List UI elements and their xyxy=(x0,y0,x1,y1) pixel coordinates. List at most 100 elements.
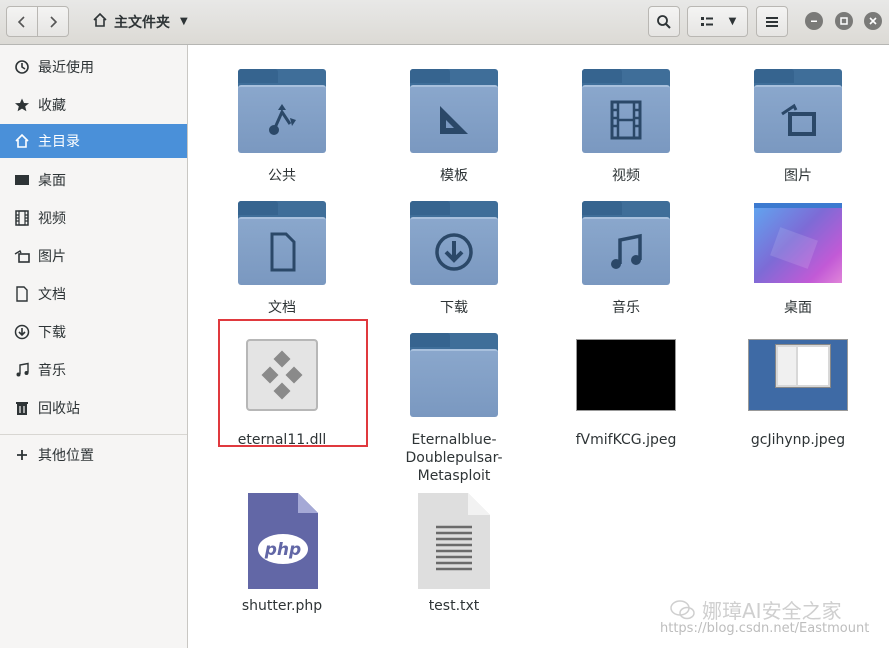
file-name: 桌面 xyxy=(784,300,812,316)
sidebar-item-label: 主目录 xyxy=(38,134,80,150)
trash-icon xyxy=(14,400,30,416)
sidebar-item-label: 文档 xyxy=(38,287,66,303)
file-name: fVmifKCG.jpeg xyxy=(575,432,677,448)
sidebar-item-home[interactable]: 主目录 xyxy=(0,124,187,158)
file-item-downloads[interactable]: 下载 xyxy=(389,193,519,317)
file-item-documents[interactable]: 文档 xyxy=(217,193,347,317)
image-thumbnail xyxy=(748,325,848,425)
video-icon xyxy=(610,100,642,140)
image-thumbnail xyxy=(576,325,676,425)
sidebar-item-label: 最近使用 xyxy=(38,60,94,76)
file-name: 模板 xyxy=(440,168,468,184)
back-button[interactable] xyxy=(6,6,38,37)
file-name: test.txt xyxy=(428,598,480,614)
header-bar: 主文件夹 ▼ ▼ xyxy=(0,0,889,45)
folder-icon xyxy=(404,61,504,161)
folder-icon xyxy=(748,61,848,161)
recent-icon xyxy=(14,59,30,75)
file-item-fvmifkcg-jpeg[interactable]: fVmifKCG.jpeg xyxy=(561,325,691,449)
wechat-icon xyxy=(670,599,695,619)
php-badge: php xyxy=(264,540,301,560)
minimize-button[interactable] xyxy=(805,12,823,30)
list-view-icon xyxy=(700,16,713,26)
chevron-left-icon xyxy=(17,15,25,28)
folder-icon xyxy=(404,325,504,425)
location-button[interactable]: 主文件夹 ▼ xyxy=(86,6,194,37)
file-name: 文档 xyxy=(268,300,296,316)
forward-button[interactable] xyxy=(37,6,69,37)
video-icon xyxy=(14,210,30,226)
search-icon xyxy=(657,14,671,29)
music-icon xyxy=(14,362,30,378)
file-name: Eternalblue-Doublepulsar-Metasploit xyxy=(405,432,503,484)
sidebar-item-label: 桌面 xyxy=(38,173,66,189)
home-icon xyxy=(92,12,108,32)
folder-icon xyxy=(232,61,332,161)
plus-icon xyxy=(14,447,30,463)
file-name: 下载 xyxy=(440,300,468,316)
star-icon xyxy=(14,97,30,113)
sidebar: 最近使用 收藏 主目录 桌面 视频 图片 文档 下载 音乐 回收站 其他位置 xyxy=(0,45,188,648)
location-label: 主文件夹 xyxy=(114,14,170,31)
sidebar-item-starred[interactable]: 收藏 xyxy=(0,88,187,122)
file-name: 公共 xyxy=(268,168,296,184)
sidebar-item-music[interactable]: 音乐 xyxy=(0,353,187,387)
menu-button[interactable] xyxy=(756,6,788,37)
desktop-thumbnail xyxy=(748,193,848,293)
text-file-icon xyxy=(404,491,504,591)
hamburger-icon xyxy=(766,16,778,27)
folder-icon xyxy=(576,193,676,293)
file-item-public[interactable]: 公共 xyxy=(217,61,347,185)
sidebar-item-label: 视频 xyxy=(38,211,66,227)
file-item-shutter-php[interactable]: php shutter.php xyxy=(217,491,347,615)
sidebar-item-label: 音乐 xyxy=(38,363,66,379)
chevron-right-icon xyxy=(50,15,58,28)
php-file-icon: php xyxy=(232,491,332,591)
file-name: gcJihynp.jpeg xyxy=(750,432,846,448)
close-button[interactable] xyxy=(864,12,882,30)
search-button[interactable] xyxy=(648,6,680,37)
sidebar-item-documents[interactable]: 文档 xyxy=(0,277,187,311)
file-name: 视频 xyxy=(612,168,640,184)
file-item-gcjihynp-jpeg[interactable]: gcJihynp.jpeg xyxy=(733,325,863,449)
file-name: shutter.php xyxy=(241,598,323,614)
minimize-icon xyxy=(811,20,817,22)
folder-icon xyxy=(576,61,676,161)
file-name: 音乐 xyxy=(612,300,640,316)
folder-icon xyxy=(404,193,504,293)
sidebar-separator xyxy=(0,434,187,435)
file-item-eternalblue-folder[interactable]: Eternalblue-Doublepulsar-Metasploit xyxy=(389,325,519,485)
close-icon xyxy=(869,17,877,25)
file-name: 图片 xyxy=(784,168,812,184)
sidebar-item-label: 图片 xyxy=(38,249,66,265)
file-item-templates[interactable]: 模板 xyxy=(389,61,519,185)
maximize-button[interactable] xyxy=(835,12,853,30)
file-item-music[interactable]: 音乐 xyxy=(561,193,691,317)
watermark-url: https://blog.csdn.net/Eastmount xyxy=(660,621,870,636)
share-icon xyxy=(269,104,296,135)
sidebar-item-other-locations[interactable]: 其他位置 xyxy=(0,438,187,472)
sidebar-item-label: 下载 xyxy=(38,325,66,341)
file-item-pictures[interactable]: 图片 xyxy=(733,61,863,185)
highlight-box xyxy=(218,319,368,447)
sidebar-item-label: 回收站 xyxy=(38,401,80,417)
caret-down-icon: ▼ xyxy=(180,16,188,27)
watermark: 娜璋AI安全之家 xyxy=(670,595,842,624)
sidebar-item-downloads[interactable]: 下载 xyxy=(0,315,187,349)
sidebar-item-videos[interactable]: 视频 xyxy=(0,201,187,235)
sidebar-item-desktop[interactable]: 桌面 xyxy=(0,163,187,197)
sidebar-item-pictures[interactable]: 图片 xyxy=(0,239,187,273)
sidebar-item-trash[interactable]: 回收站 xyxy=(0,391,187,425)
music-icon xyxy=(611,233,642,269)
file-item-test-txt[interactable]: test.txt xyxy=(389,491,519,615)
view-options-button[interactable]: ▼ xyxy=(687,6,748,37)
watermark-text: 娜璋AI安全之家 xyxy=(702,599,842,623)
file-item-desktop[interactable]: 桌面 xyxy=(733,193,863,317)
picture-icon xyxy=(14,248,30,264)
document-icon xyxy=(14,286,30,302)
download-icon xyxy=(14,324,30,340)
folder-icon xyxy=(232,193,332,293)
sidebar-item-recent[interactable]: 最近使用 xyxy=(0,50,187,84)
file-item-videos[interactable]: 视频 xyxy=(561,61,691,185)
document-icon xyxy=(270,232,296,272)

...

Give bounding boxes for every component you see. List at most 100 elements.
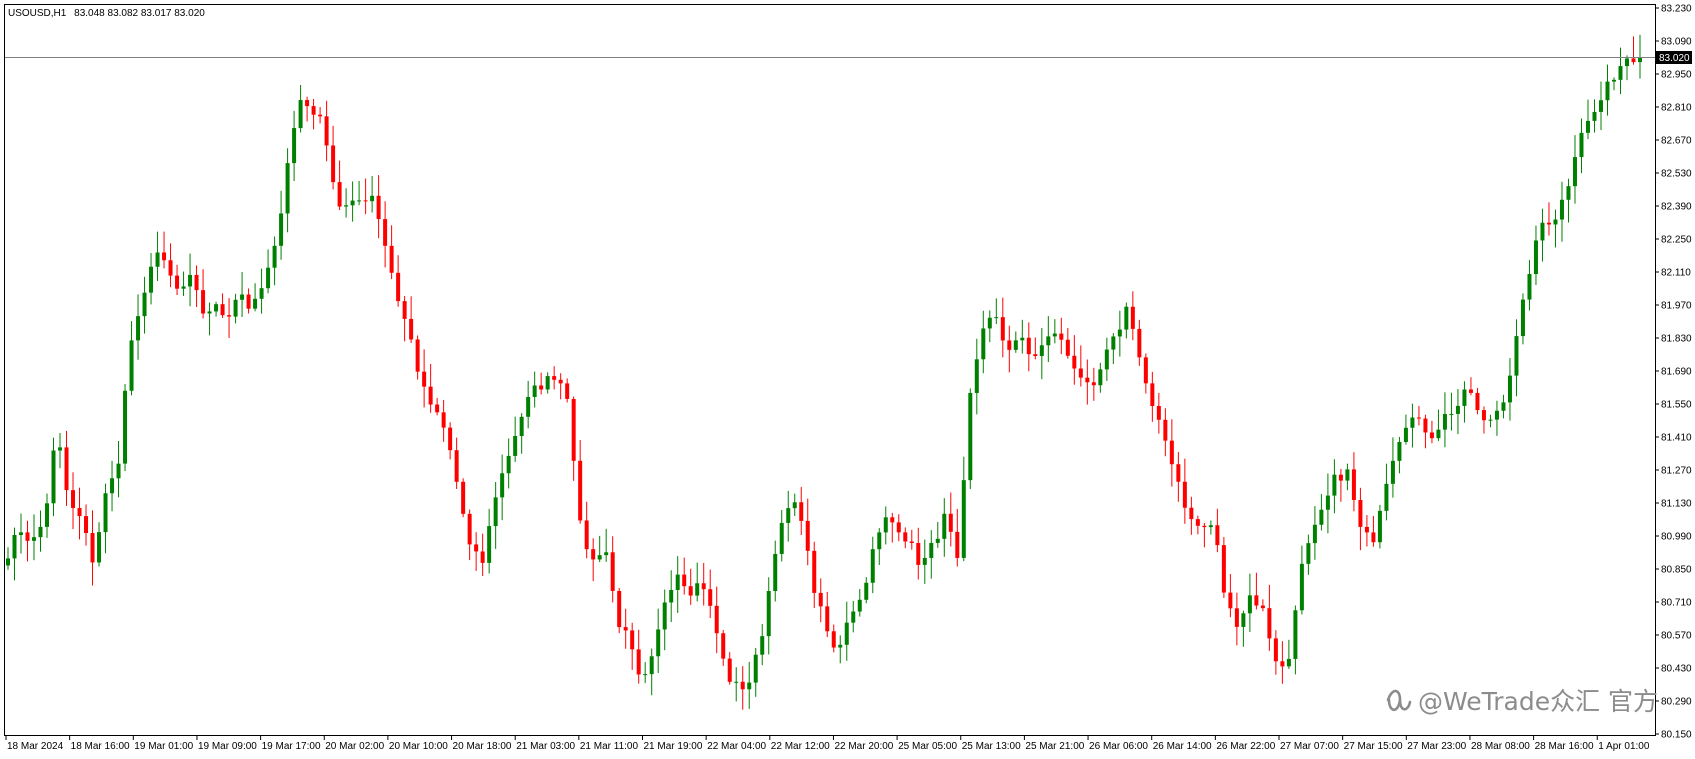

*THE PROBLEM:* Duplicate the listing from the line containing "List UI elements" down to the line containing "file-item-downloads[interactable]: 下载 xyxy=(389,193,519,317)", including both of those lines, and omit the pictures.

*FINISHED EXERCISE:*
List UI elements and their xyxy=(x0,y0,x1,y1) pixel coordinates. List at most 100 elements.
file-name: 桌面 xyxy=(784,300,812,316)
sidebar-item-label: 主目录 xyxy=(38,134,80,150)
trash-icon xyxy=(14,400,30,416)
sidebar-item-label: 文档 xyxy=(38,287,66,303)
file-name: fVmifKCG.jpeg xyxy=(575,432,677,448)
sidebar-item-home[interactable]: 主目录 xyxy=(0,124,187,158)
file-item-downloads[interactable]: 下载 xyxy=(389,193,519,317)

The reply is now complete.